+++ RECORDS PROVIDED

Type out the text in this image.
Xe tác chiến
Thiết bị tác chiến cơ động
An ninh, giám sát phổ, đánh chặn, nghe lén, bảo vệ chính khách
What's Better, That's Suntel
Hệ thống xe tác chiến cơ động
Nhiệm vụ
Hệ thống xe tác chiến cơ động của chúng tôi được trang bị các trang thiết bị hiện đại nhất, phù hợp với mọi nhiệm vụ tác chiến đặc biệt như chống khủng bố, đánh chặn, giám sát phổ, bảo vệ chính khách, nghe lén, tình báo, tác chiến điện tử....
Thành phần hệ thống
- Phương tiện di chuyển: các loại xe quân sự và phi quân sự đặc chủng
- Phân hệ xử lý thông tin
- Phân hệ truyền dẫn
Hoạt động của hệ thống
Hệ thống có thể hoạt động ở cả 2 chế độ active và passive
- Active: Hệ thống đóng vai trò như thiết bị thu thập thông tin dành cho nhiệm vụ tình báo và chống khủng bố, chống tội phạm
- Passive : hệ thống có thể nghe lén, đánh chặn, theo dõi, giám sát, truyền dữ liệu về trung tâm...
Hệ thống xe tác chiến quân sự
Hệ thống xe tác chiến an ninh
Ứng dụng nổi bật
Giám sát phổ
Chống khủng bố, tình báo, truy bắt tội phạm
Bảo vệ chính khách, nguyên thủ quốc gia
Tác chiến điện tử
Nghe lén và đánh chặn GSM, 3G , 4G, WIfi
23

++++++

■ GIVEN PROBLEM
In the records above, locate the lines holding the word "khủng". Copy each of them.

■ RESPONSE
Hệ thống xe tác chiến cơ động của chúng tôi được trang bị các trang thiết bị hiện đại nhất, phù hợp với mọi nhiệm vụ tác chiến đặc biệt như chống khủng bố, đánh chặn, giám sát phổ, bảo vệ chính khách, nghe lén, tình báo, tác chiến điện tử....
- Active: Hệ thống đóng vai trò như thiết bị thu thập thông tin dành cho nhiệm vụ tình báo và chống khủng bố, chống tội phạm
Chống khủng bố, tình báo, truy bắt tội phạm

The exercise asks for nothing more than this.